"""

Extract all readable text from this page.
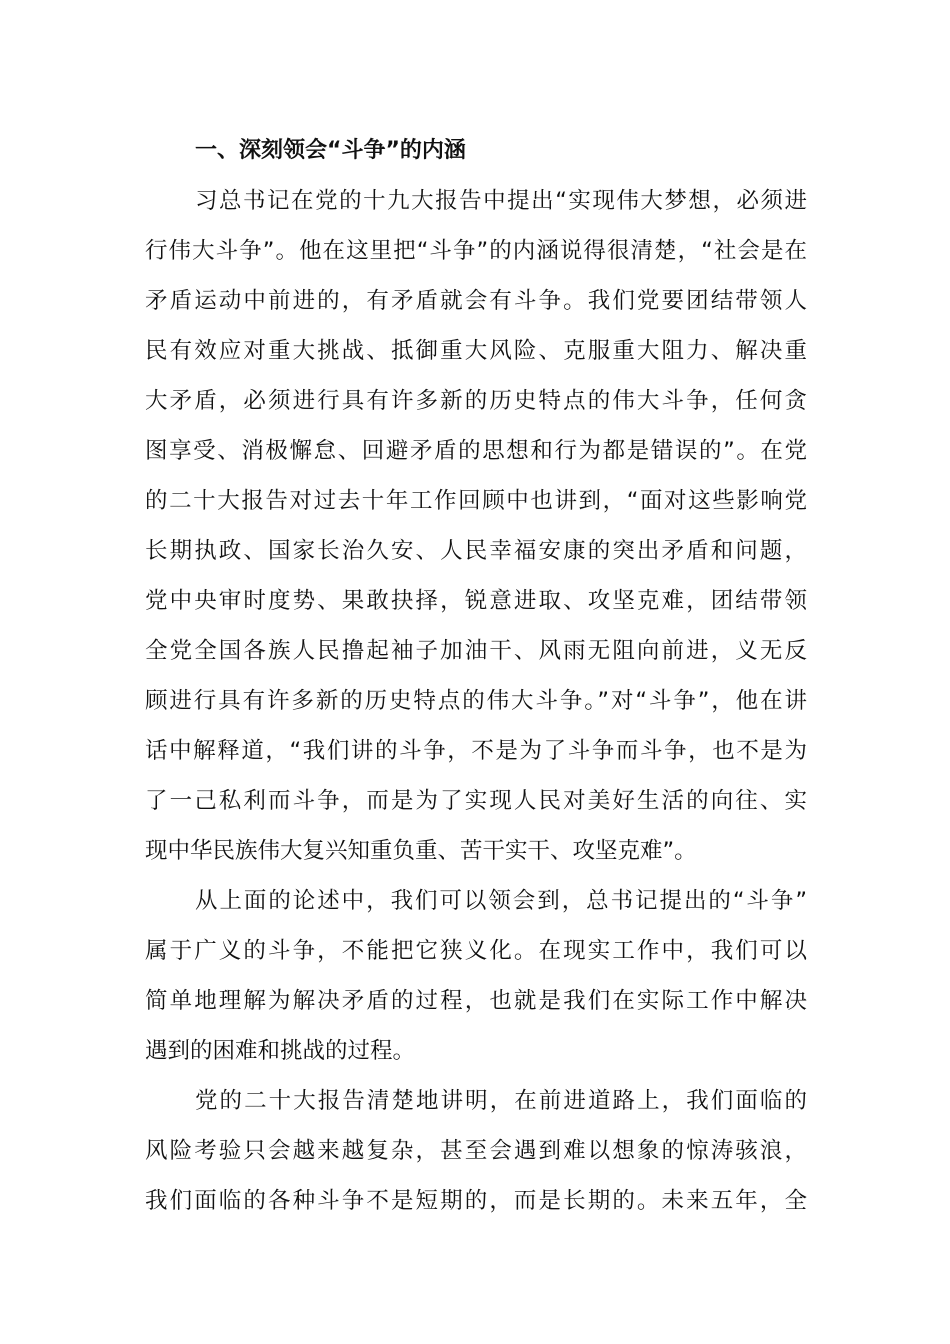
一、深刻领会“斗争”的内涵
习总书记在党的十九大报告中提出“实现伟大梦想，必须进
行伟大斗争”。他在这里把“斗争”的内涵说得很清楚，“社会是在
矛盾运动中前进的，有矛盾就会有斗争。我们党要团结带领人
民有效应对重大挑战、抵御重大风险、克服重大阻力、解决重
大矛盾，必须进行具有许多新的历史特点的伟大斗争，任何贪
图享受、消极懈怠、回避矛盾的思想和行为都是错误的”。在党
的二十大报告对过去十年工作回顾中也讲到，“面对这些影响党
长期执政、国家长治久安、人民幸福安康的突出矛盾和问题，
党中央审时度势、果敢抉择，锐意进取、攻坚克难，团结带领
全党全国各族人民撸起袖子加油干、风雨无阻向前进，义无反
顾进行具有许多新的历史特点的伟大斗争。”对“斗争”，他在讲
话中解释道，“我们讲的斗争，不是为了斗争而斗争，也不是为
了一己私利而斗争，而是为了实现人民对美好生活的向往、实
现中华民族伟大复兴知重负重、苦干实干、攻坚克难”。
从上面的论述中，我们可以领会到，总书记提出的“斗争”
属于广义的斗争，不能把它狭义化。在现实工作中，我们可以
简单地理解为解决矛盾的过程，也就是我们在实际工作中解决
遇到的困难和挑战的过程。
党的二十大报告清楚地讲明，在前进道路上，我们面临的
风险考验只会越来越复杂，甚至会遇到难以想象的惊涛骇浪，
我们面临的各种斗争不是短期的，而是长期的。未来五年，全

"""

#### WHAT YOU ARE ASKED TO DO
Every line of the material is to be quoted exactly, with no pictures carried over.

#### REPLY
Extract all readable text from this page.
一、深刻领会“斗争”的内涵
习总书记在党的十九大报告中提出“实现伟大梦想，必须进
行伟大斗争”。他在这里把“斗争”的内涵说得很清楚，“社会是在
矛盾运动中前进的，有矛盾就会有斗争。我们党要团结带领人
民有效应对重大挑战、抵御重大风险、克服重大阻力、解决重
大矛盾，必须进行具有许多新的历史特点的伟大斗争，任何贪
图享受、消极懈怠、回避矛盾的思想和行为都是错误的”。在党
的二十大报告对过去十年工作回顾中也讲到，“面对这些影响党
长期执政、国家长治久安、人民幸福安康的突出矛盾和问题，
党中央审时度势、果敢抉择，锐意进取、攻坚克难，团结带领
全党全国各族人民撸起袖子加油干、风雨无阻向前进，义无反
顾进行具有许多新的历史特点的伟大斗争。”对“斗争”，他在讲
话中解释道，“我们讲的斗争，不是为了斗争而斗争，也不是为
了一己私利而斗争，而是为了实现人民对美好生活的向往、实
现中华民族伟大复兴知重负重、苦干实干、攻坚克难”。
从上面的论述中，我们可以领会到，总书记提出的“斗争”
属于广义的斗争，不能把它狭义化。在现实工作中，我们可以
简单地理解为解决矛盾的过程，也就是我们在实际工作中解决
遇到的困难和挑战的过程。
党的二十大报告清楚地讲明，在前进道路上，我们面临的
风险考验只会越来越复杂，甚至会遇到难以想象的惊涛骇浪，
我们面临的各种斗争不是短期的，而是长期的。未来五年，全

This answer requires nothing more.